===== DATA FOR THIS TASK =====

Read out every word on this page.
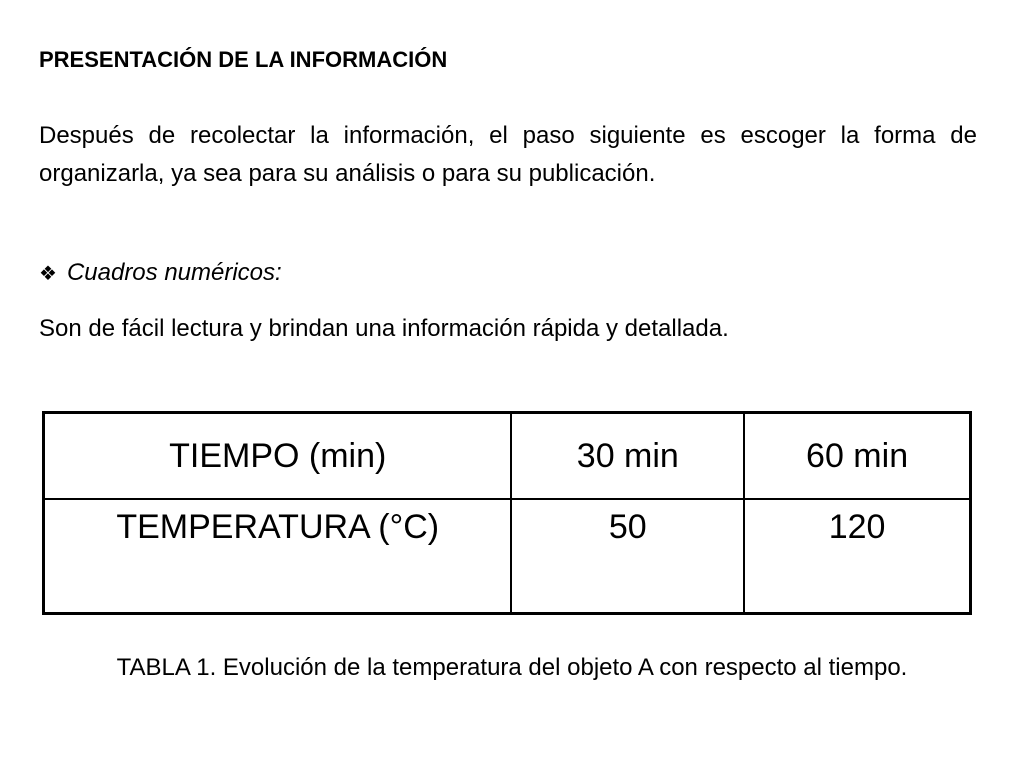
PRESENTACIÓN DE LA INFORMACIÓN

Después de recolectar la información, el paso siguiente es escoger la forma de organizarla, ya sea para su análisis o para su publicación.

❖ Cuadros numéricos:

Son de fácil lectura y brindan una información rápida y detallada.

TIEMPO (min)	30 min	60 min
TEMPERATURA (°C)	50	120

TABLA 1. Evolución de la temperatura del objeto A con respecto al tiempo.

=====

Transcribe the whole listing exactly. Pictures stay out of your copy.

## COMPLETE OUTPUT
Read out every word on this page.
PRESENTACIÓN DE LA INFORMACIÓN

Después de recolectar la información, el paso siguiente es escoger la forma de organizarla, ya sea para su análisis o para su publicación.

❖ Cuadros numéricos:

Son de fácil lectura y brindan una información rápida y detallada.

TIEMPO (min)	30 min	60 min
TEMPERATURA (°C)	50	120

TABLA 1. Evolución de la temperatura del objeto A con respecto al tiempo.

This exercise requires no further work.